WRITTEN INSTRUCTION>
Copy each line below in which the word "altro" occurs.

__________

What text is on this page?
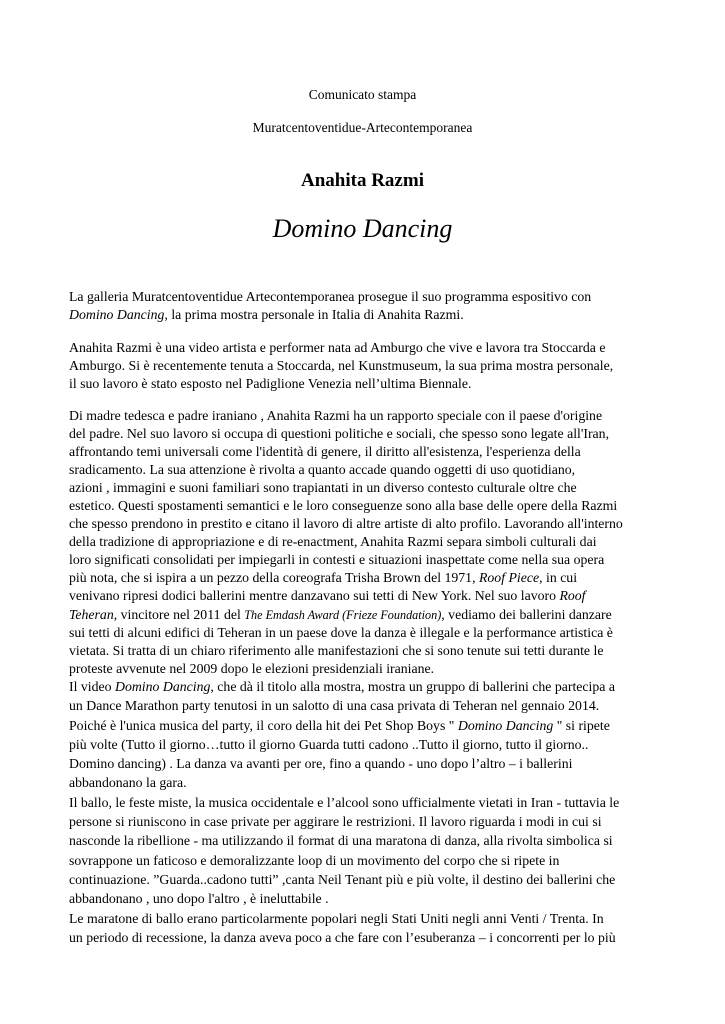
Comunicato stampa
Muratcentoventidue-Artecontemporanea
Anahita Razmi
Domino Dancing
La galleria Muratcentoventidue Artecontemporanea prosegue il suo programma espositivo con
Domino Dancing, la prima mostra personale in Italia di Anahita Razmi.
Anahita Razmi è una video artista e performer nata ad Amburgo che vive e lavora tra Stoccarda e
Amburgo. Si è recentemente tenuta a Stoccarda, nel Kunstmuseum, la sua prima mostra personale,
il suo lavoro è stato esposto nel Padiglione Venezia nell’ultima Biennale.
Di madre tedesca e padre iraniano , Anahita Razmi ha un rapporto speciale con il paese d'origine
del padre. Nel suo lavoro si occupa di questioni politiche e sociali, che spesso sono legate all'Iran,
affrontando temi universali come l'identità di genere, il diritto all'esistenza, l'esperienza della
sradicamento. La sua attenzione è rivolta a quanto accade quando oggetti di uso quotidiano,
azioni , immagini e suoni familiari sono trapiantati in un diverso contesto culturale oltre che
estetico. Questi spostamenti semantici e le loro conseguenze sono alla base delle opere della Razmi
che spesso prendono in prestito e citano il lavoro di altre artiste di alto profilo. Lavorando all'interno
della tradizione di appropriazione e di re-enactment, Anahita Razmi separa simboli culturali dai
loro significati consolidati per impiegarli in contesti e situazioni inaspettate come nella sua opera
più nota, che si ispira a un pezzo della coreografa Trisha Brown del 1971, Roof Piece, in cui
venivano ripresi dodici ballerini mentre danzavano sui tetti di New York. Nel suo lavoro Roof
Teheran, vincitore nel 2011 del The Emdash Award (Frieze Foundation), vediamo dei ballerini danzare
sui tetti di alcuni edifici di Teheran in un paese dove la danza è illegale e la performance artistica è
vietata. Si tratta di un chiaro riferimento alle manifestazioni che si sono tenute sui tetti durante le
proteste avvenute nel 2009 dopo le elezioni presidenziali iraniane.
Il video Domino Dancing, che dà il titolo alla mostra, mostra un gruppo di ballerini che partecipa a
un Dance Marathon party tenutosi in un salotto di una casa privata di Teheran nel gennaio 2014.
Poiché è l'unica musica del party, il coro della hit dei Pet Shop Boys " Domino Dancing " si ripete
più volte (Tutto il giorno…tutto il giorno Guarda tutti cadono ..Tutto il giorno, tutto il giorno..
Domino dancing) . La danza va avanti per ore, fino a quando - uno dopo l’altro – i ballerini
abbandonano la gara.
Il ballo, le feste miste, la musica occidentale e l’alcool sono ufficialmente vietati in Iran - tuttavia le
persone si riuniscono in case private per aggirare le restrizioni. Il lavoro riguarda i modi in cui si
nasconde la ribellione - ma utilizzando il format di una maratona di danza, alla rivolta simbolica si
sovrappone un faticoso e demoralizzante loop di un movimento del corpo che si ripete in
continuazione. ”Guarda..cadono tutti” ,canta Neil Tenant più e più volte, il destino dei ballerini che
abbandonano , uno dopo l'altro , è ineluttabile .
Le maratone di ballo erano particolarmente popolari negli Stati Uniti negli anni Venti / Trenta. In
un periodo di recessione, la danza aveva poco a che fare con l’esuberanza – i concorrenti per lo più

__________

EXERCISE SOLUTION>
Domino dancing) . La danza va avanti per ore, fino a quando - uno dopo l’altro – i ballerini
abbandonano , uno dopo l'altro , è ineluttabile .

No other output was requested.